## begin RECORD LIST
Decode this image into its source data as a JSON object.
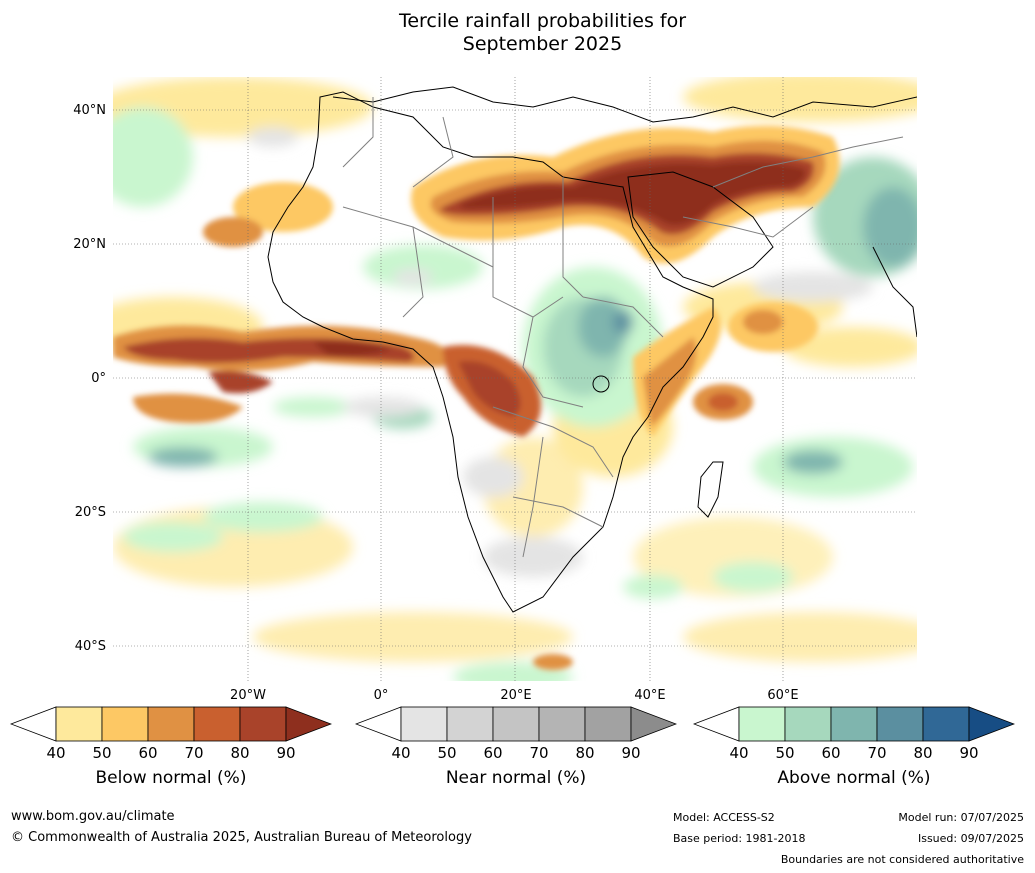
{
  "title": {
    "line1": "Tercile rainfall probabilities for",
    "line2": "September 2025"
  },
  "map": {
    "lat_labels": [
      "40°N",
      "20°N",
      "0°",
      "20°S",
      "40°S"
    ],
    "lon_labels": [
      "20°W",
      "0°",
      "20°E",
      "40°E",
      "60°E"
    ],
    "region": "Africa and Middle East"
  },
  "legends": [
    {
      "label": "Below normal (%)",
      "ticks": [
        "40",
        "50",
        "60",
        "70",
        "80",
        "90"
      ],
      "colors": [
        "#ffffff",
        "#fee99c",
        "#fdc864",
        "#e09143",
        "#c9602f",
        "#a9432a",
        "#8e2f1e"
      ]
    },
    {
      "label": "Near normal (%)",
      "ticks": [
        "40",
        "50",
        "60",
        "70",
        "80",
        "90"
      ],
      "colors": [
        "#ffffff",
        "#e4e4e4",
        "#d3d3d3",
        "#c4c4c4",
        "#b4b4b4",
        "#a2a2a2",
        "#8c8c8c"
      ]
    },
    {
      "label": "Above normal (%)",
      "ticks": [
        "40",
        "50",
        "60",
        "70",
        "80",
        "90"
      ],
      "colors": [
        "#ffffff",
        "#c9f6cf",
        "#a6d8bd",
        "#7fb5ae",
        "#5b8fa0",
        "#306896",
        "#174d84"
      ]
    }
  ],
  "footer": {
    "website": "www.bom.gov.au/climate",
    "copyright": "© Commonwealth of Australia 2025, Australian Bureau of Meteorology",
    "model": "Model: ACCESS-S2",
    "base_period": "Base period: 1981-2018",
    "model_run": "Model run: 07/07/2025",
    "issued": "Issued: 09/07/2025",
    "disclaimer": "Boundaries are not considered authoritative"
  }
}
## end RECORD LIST
## begin RECORD LIST
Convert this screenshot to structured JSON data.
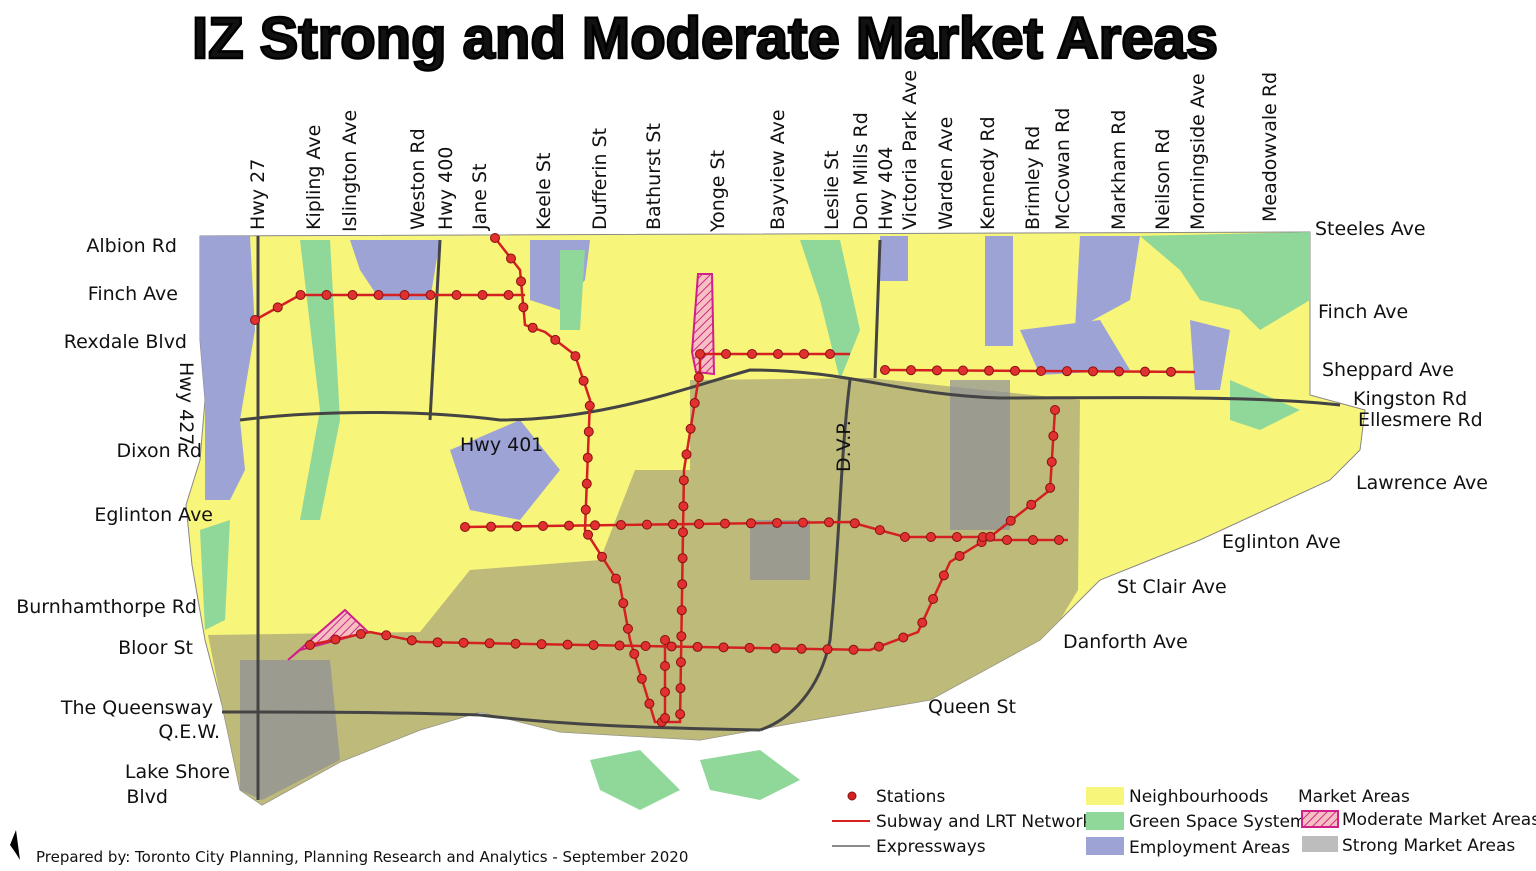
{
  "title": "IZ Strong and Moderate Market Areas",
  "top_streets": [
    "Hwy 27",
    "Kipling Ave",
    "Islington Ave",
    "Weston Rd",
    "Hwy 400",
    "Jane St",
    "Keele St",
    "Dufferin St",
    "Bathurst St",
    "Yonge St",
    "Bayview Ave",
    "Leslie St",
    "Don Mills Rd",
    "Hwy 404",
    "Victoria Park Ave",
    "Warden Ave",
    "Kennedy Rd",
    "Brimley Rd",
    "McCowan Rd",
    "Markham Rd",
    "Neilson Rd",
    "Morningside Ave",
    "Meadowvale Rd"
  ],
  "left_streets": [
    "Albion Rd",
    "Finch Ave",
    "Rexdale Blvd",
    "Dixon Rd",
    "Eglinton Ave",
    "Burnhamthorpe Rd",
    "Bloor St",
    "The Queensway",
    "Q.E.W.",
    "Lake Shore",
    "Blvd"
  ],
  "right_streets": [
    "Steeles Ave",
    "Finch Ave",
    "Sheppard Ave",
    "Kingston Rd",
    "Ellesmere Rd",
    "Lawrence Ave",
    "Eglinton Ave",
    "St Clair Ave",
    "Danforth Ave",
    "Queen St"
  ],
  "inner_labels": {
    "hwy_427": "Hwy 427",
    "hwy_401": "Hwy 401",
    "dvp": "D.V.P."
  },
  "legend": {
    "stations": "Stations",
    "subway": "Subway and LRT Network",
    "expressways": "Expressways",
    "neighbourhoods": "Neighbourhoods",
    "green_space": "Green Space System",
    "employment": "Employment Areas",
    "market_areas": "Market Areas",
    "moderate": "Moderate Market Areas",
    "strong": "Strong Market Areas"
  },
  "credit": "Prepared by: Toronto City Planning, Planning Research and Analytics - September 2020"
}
## end RECORD LIST
> [STATED PROBLEM]: Scan the material above. Copy each line where "Areas" occurs.

> [SOLUTION TO THIS PROBLEM]:
  "title": "IZ Strong and Moderate Market Areas",
    "employment": "Employment Areas",
    "market_areas": "Market Areas",
    "moderate": "Moderate Market Areas",
    "strong": "Strong Market Areas"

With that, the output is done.